_Work required_:
Identify each line below containing the string "construcción" and copy it.

--- begin ---

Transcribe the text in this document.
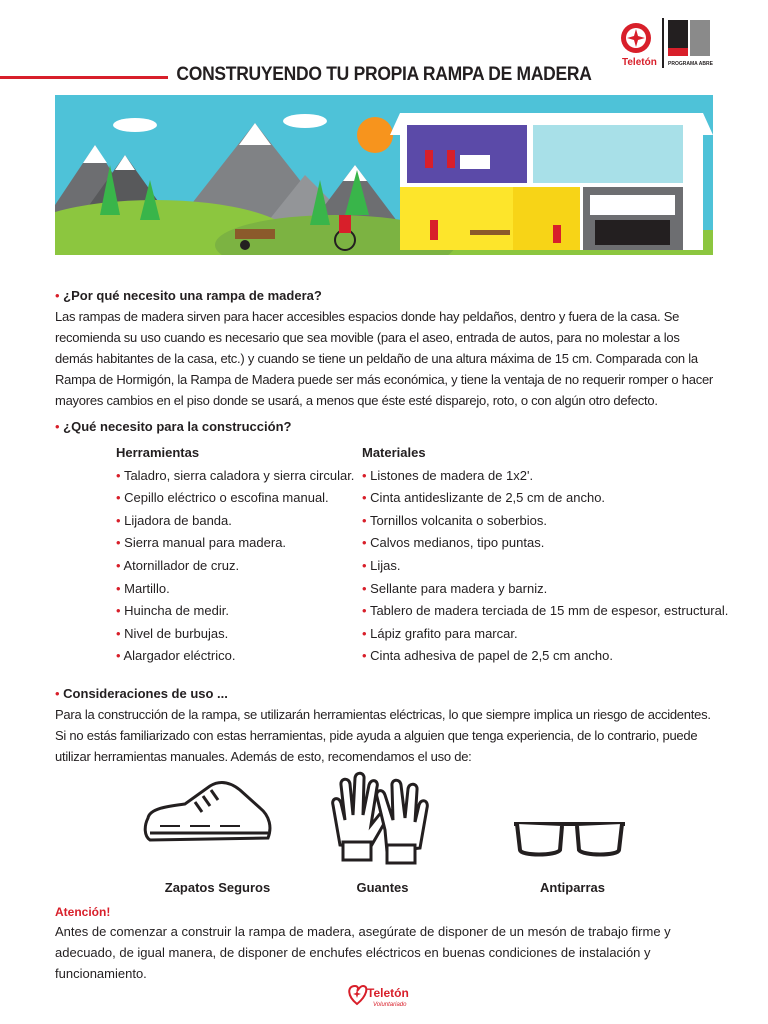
Teletón PROGRAMA ABRE
CONSTRUYENDO TU PROPIA RAMPA DE MADERA

• ¿Por qué necesito una rampa de madera?

Las rampas de madera sirven para hacer accesibles espacios donde hay peldaños, dentro y fuera de la casa. Se recomienda su uso cuando es necesario que sea movible (para el aseo, entrada de autos, para no molestar a los demás habitantes de la casa, etc.) y cuando se tiene un peldaño de una altura máxima de 15 cm. Comparada con la Rampa de Hormigón, la Rampa de Madera puede ser más económica, y tiene la ventaja de no requerir romper o hacer mayores cambios en el piso donde se usará, a menos que éste esté disparejo, roto, o con algún otro defecto.

• ¿Qué necesito para la construcción?

Herramientas
• Taladro, sierra caladora y sierra circular.
• Cepillo eléctrico o escofina manual.
• Lijadora de banda.
• Sierra manual para madera.
• Atornillador de cruz.
• Martillo.
• Huincha de medir.
• Nivel de burbujas.
• Alargador eléctrico.
Materiales
• Listones de madera de 1x2'.
• Cinta antideslizante de 2,5 cm de ancho.
• Tornillos volcanita o soberbios.
• Calvos medianos, tipo puntas.
• Lijas.
• Sellante para madera y barniz.
• Tablero de madera terciada de 15 mm de espesor, estructural.
• Lápiz grafito para marcar.
• Cinta adhesiva de papel de 2,5 cm ancho.

• Consideraciones de uso ...

Para la construcción de la rampa, se utilizarán herramientas eléctricas, lo que siempre implica un riesgo de accidentes. Si no estás familiarizado con estas herramientas, pide ayuda a alguien que tenga experiencia, de lo contrario, puede utilizar herramientas manuales. Además de esto, recomendamos el uso de:

Zapatos Seguros	Guantes	Antiparras
Atención!
Antes de comenzar a construir la rampa de madera, asegúrate de disponer de un mesón de trabajo firme y adecuado, de igual manera, de disponer de enchufes eléctricos en buenas condiciones de instalación y funcionamiento.
Teletón
Voluntariado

--- end ---

_In response_:
• ¿Qué necesito para la construcción?
Para la construcción de la rampa, se utilizarán herramientas eléctricas, lo que siempre implica un riesgo de accidentes. Si no estás familiarizado con estas herramientas, pide ayuda a alguien que tenga experiencia, de lo contrario, puede utilizar herramientas manuales. Además de esto, recomendamos el uso de:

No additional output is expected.